What you are asked to do: Give the number of lines holding the string "axis", and nothing else.

═══ Records provided ═══

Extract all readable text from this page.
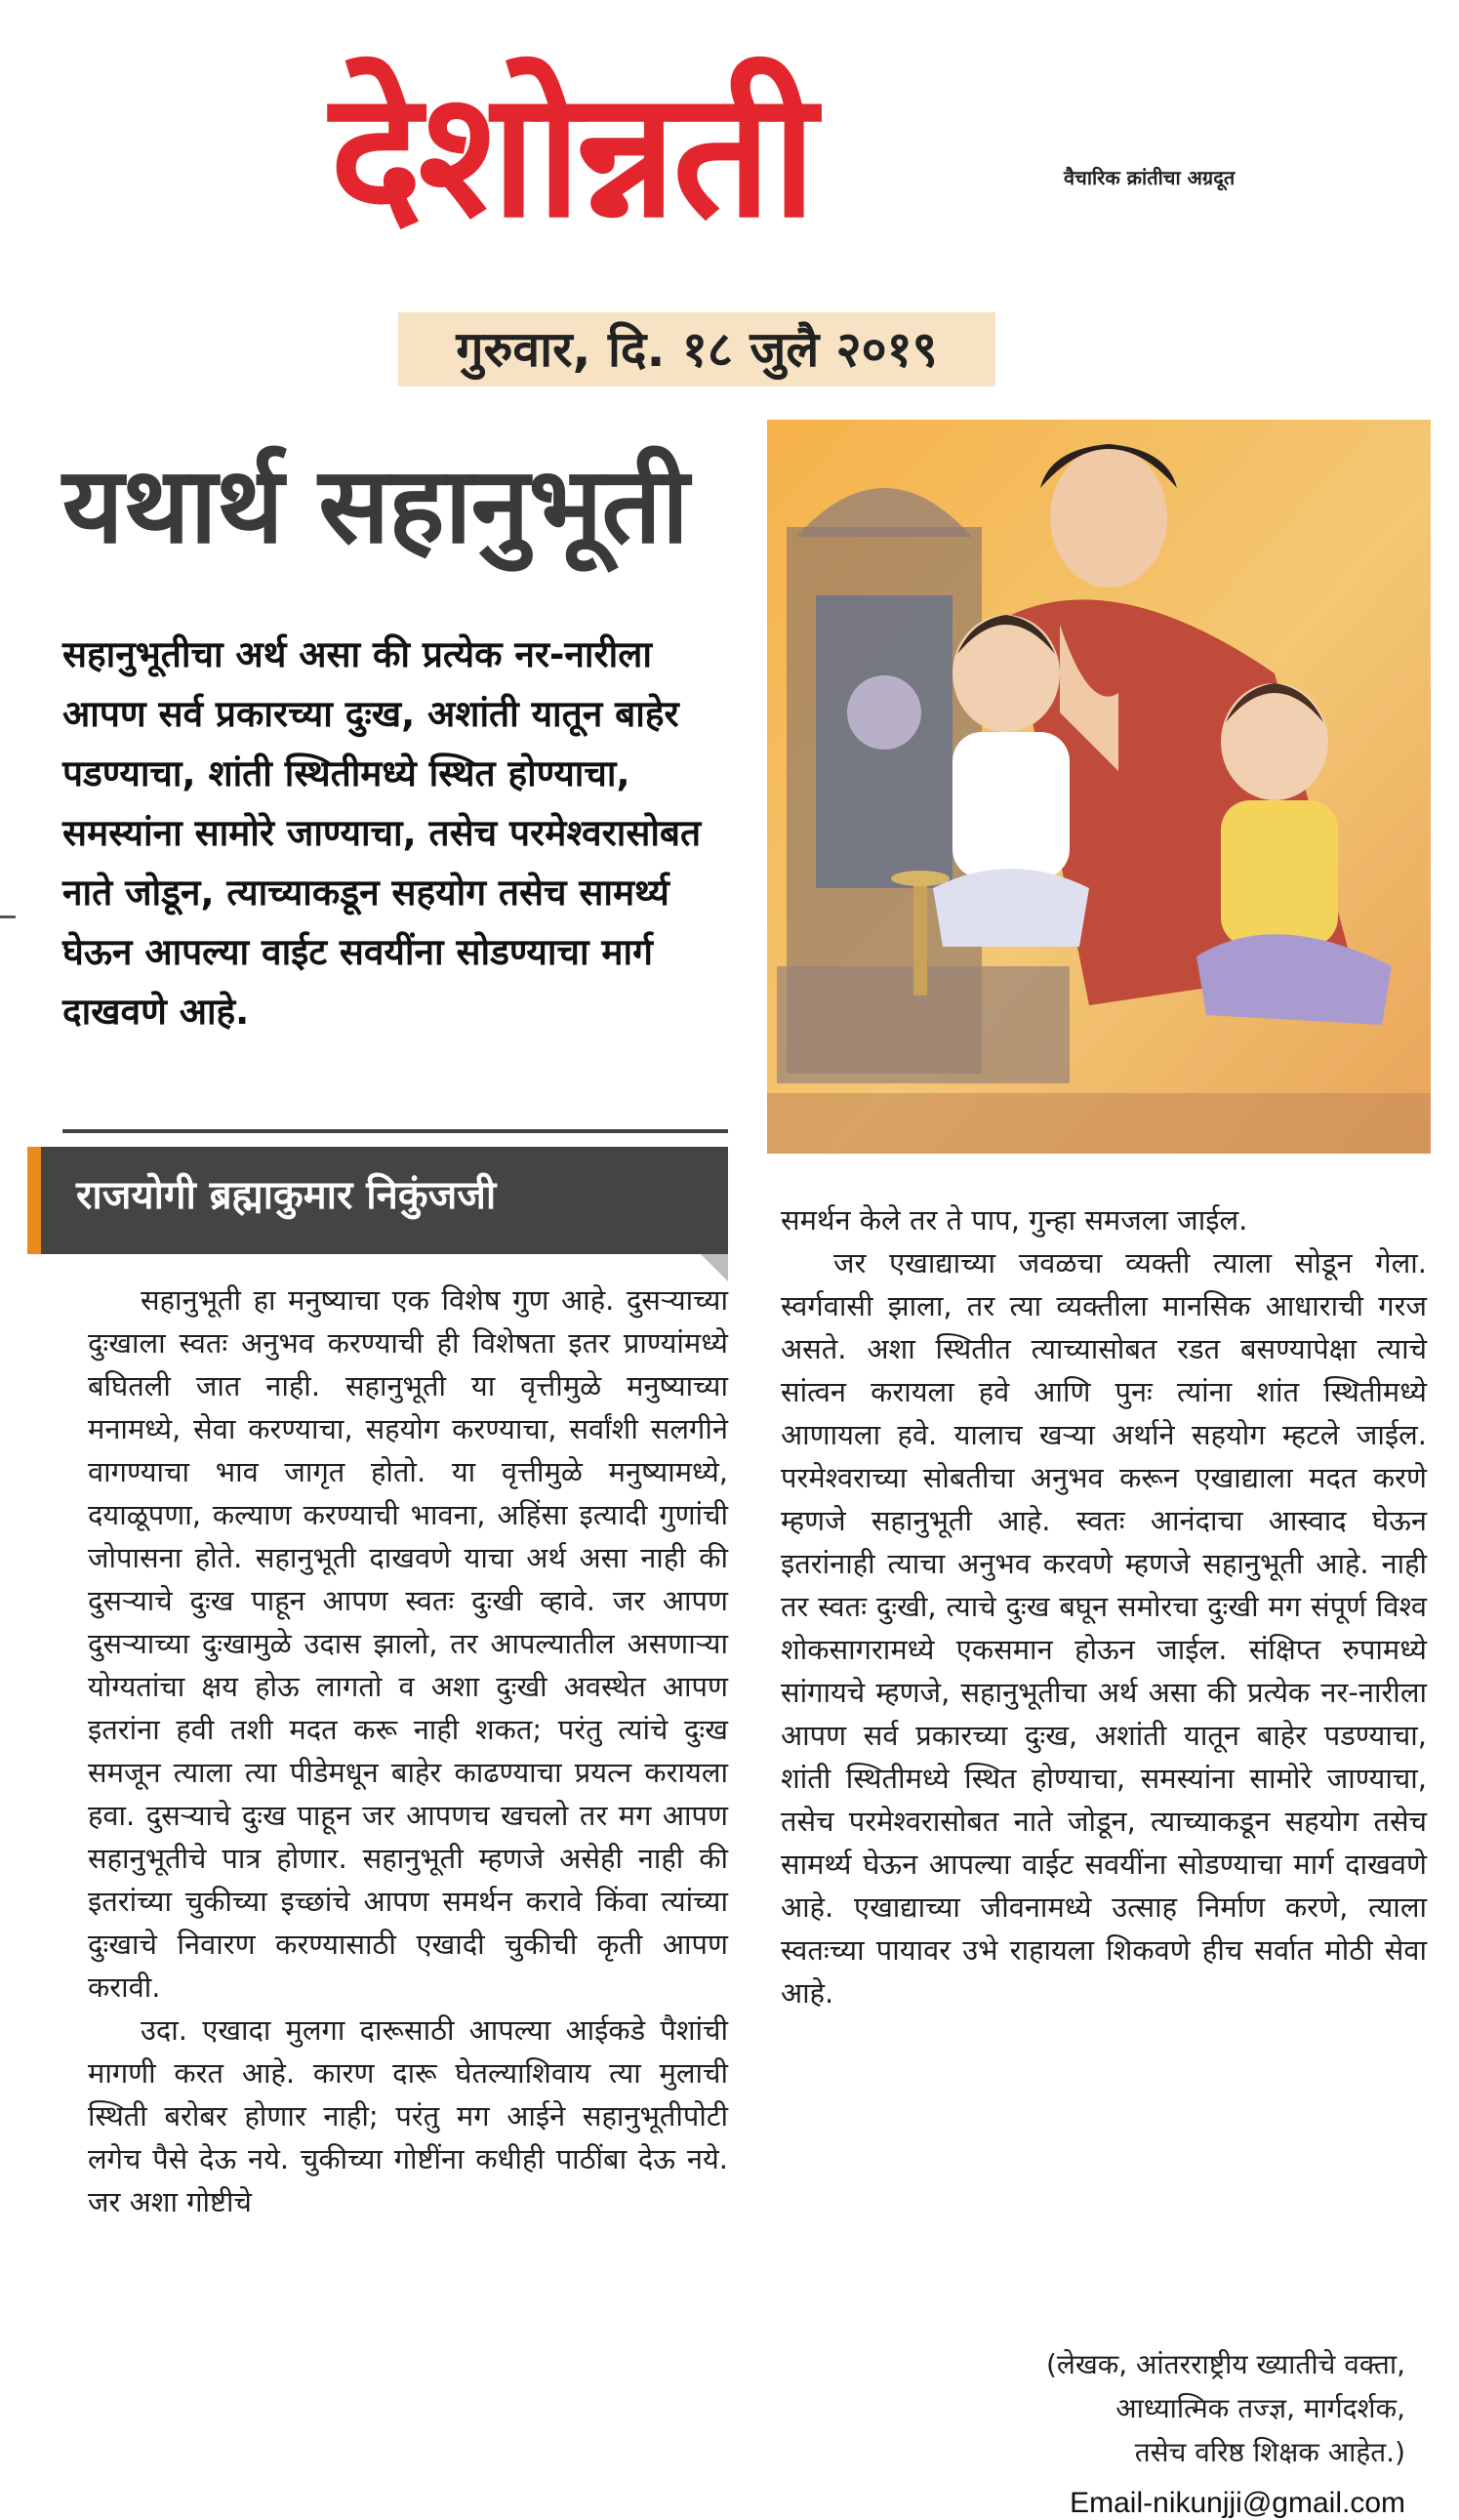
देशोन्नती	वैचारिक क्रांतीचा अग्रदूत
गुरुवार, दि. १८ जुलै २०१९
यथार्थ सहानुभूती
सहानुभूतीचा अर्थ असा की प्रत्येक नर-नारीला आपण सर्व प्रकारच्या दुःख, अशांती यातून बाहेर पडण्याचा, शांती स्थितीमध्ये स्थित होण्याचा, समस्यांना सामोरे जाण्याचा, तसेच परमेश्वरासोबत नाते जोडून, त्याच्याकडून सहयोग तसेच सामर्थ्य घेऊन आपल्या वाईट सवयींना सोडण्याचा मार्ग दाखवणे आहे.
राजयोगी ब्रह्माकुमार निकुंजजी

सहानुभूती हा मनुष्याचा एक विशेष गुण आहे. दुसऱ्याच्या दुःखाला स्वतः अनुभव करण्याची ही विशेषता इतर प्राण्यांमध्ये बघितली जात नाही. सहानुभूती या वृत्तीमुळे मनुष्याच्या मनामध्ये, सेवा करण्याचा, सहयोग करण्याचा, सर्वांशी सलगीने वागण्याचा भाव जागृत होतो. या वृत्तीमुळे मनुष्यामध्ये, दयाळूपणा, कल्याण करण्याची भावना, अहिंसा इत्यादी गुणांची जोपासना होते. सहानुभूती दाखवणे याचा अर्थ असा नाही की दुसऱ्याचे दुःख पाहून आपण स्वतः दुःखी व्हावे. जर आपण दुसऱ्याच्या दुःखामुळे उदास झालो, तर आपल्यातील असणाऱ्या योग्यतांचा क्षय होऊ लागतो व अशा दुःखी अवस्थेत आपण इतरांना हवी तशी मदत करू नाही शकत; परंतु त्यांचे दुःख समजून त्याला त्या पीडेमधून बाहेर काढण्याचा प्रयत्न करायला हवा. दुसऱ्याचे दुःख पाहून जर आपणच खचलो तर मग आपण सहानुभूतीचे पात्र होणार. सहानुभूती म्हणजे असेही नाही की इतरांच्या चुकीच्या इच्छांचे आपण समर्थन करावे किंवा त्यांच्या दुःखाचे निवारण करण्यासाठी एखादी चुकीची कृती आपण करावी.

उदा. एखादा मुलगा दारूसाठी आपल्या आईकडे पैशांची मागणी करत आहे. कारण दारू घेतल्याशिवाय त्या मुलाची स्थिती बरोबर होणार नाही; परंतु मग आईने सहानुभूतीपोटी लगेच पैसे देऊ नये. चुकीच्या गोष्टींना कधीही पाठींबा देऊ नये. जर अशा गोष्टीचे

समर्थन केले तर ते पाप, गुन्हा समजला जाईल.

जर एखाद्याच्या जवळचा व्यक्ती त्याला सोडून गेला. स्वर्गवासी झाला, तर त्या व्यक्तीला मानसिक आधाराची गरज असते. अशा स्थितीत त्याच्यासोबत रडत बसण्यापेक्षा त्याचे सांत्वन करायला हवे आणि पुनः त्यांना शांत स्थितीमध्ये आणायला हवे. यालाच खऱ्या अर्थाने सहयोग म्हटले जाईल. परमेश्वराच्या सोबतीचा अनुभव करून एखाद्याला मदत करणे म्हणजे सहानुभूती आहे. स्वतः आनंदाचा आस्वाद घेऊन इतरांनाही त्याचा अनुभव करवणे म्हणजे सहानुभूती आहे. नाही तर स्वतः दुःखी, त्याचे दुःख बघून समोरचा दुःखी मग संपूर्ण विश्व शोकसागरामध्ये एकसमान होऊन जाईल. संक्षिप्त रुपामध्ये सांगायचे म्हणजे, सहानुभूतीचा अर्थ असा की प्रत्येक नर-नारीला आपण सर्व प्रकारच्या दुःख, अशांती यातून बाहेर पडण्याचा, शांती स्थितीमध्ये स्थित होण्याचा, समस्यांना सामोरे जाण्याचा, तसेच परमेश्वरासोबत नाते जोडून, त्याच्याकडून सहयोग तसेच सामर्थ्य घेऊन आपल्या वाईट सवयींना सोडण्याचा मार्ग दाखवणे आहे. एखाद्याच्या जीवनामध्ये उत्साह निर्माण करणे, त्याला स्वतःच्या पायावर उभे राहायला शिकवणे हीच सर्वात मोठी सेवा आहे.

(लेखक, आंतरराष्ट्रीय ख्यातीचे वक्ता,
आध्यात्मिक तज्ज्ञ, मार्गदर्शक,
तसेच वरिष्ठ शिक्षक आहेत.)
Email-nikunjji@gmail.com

═══
═══ Records provided ═══

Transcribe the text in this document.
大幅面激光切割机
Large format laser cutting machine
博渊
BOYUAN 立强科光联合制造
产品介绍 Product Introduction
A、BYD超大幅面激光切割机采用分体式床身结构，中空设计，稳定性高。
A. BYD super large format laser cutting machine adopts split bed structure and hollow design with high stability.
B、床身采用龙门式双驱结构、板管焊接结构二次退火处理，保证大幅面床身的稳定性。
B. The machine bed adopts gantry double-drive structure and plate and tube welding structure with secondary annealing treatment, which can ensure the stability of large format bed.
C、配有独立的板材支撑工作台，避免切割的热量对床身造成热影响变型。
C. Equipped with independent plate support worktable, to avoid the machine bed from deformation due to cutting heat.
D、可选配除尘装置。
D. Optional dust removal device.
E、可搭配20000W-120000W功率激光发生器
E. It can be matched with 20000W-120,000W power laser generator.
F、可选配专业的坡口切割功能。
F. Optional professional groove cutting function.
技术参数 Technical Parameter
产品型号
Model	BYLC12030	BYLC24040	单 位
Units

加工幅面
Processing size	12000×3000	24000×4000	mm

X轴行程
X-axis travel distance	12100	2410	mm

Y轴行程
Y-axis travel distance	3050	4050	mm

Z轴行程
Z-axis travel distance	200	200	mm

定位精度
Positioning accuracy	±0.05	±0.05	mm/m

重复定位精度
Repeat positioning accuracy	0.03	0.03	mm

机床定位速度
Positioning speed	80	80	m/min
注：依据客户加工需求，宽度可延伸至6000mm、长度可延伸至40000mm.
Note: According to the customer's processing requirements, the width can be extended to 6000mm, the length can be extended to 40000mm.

═══
═══ Records provided ═══

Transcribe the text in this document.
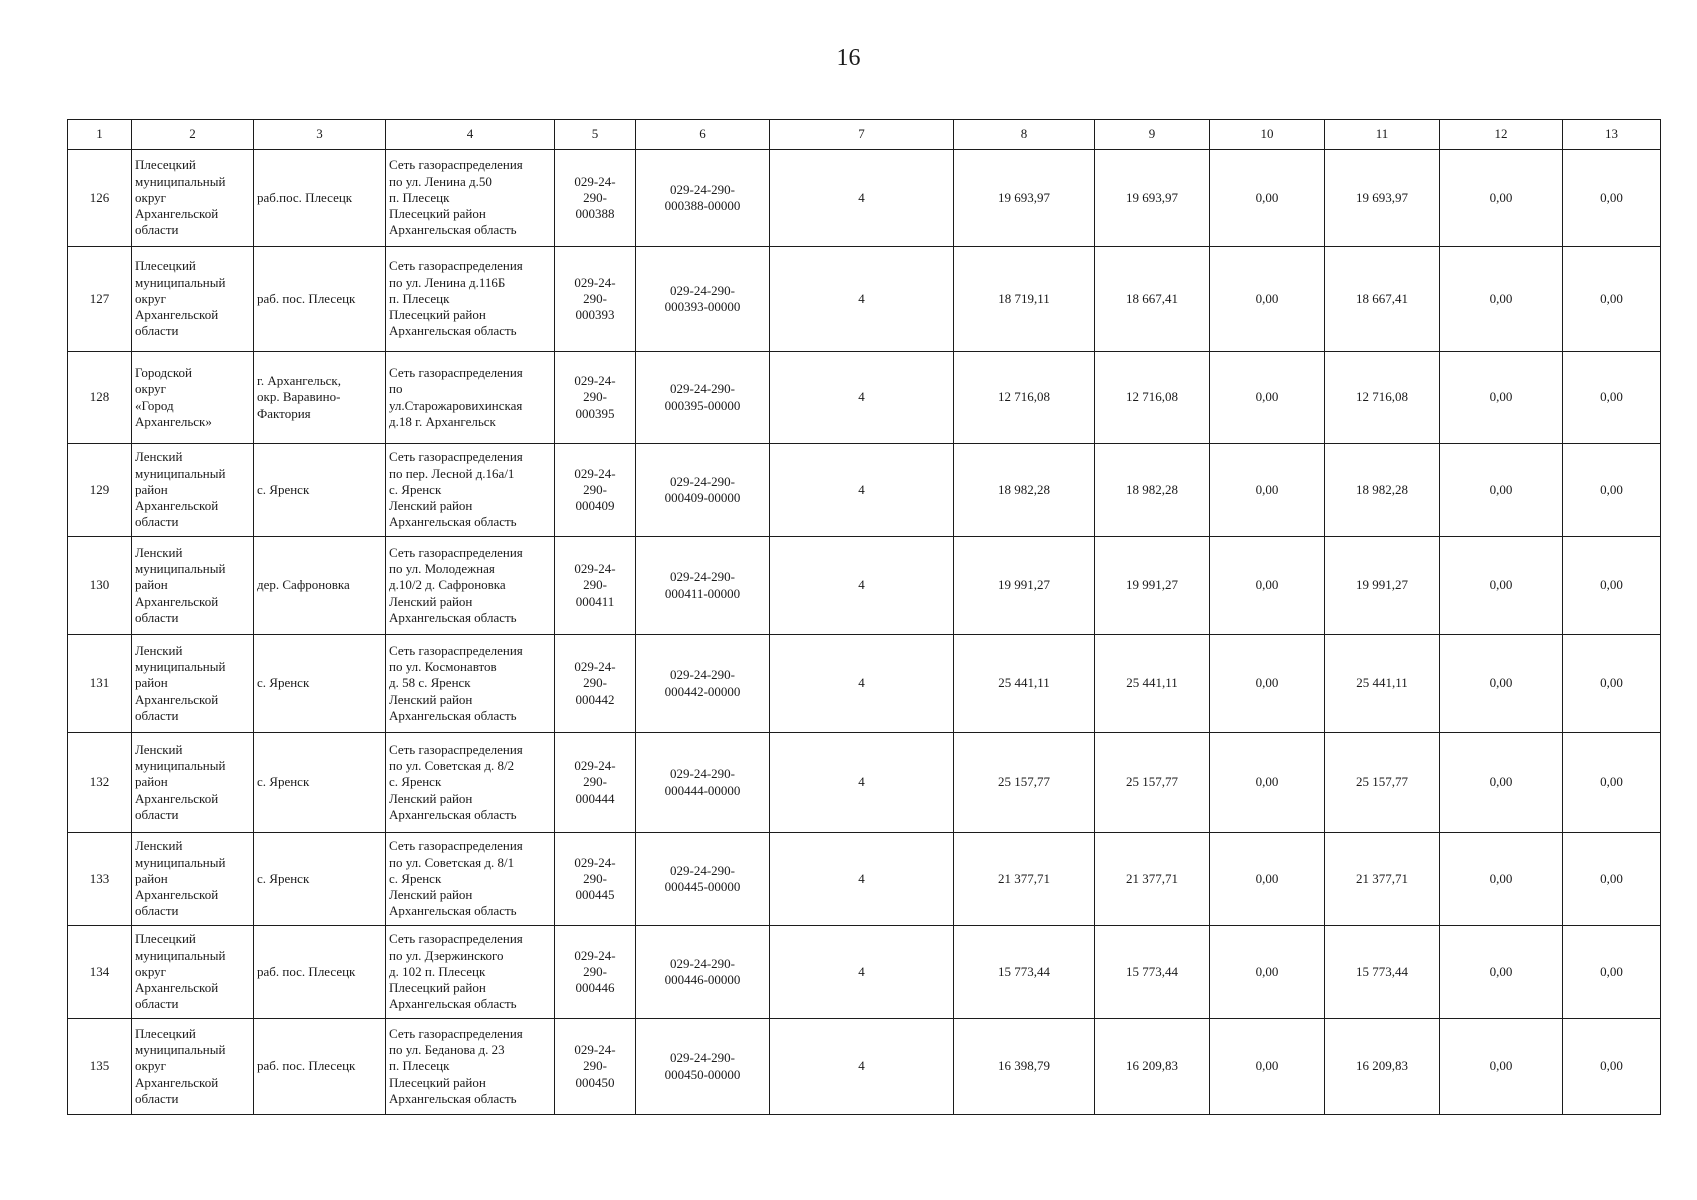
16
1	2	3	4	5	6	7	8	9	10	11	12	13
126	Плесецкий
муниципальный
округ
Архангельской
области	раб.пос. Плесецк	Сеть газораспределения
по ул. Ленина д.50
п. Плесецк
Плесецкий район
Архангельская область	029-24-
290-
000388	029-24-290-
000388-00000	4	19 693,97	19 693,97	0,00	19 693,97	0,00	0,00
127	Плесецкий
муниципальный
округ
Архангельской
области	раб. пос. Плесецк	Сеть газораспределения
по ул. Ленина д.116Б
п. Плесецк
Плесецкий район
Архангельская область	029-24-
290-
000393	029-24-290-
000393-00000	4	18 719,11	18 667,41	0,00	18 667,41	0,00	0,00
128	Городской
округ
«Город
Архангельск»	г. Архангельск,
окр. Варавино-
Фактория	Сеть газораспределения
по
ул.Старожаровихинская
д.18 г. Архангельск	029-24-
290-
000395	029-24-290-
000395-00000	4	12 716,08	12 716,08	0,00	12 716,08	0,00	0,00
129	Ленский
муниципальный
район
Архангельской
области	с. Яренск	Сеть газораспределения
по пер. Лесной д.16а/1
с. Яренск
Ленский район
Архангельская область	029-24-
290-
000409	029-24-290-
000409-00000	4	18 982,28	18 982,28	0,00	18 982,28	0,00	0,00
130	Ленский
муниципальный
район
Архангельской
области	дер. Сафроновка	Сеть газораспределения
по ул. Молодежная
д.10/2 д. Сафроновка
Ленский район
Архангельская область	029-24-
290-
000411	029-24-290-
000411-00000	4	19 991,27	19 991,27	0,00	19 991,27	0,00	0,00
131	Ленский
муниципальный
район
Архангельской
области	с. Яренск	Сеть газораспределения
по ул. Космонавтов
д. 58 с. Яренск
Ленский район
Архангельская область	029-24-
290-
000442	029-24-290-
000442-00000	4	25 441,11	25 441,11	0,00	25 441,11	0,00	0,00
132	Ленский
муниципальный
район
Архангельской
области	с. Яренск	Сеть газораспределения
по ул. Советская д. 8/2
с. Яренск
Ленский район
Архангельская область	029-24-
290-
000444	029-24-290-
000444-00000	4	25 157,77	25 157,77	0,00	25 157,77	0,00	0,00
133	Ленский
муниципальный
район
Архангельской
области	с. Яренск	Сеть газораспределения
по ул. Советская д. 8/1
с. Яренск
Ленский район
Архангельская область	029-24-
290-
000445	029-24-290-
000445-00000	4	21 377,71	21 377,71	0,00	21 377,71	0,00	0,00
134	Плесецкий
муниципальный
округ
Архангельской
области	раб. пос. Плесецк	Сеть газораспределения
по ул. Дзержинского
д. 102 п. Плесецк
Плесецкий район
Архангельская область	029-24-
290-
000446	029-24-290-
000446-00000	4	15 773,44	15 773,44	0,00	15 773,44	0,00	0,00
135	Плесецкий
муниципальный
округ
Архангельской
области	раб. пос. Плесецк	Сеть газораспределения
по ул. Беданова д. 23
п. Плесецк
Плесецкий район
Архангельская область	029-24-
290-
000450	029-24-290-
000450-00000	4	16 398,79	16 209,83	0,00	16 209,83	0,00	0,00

═══

Task response: 3